■ **Figure content listings**:
%%

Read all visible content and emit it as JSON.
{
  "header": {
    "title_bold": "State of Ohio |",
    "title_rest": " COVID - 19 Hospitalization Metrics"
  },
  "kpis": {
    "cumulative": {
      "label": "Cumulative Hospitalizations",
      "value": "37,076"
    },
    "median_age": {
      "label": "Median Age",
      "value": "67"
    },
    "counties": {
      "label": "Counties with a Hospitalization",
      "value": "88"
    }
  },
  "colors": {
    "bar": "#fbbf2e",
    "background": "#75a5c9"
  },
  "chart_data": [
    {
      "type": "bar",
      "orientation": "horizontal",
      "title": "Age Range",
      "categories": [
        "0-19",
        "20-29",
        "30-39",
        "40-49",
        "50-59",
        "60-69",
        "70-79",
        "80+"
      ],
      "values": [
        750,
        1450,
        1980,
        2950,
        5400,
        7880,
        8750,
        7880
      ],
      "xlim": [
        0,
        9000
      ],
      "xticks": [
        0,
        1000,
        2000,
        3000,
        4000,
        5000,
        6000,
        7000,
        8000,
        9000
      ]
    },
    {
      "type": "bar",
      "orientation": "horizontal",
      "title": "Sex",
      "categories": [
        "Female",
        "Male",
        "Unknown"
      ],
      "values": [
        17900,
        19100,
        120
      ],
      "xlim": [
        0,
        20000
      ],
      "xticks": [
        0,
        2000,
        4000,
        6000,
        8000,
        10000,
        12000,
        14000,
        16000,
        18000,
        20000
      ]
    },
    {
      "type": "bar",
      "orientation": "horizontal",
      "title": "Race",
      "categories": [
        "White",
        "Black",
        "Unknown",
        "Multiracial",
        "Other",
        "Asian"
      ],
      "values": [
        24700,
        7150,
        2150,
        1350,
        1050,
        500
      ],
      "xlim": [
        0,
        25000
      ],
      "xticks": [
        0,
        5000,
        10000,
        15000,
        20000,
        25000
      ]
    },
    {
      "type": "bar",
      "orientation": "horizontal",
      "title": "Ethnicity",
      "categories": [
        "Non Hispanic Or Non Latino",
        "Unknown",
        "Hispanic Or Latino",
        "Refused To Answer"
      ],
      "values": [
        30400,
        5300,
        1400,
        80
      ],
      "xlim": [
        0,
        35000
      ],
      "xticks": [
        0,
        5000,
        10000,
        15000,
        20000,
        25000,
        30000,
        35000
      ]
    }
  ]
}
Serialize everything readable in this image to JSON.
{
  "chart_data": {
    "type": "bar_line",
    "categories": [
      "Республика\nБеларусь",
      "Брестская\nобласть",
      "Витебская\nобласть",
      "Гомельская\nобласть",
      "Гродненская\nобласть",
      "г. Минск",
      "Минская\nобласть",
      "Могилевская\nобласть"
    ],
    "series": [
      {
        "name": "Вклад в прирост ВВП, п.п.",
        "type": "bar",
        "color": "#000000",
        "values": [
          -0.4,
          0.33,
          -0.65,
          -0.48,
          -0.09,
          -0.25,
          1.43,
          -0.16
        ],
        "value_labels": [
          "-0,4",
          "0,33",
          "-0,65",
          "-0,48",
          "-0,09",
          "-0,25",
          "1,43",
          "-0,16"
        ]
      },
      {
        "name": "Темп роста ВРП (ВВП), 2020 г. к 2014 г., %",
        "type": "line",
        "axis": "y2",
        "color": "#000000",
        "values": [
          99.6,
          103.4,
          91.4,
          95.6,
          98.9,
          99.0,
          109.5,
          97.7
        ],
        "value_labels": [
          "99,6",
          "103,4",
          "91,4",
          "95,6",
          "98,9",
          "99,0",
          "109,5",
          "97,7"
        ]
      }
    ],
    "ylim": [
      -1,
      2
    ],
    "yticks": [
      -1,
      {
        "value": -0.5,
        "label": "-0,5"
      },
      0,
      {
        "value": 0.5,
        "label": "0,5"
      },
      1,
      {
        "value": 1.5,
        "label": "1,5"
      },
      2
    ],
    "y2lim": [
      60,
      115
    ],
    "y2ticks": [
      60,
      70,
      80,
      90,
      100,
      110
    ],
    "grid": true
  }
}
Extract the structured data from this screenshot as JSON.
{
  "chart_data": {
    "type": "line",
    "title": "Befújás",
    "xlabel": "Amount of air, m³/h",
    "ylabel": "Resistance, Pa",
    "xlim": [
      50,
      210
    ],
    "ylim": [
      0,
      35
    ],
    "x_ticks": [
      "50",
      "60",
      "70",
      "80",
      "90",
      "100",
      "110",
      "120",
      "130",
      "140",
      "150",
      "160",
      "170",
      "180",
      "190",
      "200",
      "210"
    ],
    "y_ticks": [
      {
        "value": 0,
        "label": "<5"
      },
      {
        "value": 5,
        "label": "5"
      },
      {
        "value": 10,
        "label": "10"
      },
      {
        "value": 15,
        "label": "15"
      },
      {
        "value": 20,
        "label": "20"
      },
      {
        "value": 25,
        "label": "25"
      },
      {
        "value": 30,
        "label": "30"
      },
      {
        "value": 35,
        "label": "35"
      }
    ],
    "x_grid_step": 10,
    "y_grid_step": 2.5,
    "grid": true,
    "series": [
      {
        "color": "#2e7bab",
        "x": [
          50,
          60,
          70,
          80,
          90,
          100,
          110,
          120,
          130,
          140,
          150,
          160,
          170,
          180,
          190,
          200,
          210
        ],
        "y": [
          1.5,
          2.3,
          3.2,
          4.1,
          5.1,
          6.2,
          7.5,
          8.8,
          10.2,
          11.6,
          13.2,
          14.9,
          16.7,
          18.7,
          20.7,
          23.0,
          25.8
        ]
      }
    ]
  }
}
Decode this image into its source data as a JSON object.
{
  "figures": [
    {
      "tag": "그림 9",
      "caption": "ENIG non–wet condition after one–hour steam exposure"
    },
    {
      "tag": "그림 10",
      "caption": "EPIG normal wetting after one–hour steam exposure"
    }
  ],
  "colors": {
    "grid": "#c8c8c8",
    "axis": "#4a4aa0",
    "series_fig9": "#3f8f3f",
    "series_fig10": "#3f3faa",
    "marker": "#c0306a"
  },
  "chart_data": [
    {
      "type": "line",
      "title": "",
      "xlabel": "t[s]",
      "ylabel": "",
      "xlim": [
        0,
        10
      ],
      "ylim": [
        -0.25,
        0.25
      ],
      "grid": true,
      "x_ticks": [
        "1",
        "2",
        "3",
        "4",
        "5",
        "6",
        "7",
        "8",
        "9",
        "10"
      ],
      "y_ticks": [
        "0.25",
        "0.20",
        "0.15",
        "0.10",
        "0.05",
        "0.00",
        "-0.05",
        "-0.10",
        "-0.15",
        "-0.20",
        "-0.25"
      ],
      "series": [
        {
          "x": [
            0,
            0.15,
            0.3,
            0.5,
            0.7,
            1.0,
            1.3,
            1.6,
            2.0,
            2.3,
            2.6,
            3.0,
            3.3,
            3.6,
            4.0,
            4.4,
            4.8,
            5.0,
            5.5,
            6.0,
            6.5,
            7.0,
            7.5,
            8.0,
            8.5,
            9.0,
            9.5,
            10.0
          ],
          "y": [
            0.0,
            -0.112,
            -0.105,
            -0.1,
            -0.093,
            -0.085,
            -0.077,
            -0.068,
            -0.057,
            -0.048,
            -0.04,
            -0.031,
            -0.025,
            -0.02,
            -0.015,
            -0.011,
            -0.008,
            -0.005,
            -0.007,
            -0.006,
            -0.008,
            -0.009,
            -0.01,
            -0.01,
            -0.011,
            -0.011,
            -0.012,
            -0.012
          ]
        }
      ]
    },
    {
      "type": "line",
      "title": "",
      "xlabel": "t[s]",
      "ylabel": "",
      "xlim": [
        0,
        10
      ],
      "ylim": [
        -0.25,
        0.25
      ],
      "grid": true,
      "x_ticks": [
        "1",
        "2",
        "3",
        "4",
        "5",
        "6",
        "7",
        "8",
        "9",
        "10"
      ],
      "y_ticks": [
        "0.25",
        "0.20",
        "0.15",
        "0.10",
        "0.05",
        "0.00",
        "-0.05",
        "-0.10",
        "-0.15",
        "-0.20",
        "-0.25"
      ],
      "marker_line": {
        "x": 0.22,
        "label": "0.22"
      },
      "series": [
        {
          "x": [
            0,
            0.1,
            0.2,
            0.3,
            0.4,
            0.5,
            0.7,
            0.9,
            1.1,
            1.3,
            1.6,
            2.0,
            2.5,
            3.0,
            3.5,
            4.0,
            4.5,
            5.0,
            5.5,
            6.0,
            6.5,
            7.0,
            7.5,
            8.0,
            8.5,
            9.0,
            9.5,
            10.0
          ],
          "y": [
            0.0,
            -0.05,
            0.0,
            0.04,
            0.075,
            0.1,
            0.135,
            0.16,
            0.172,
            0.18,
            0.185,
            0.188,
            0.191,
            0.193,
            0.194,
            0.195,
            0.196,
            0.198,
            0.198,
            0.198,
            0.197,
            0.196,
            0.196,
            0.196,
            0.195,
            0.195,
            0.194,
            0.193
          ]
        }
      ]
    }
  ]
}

%%

Collect each line above holding the string "after".

      "caption": "ENIG non–wet condition after one–hour steam exposure"
      "caption": "EPIG normal wetting after one–hour steam exposure"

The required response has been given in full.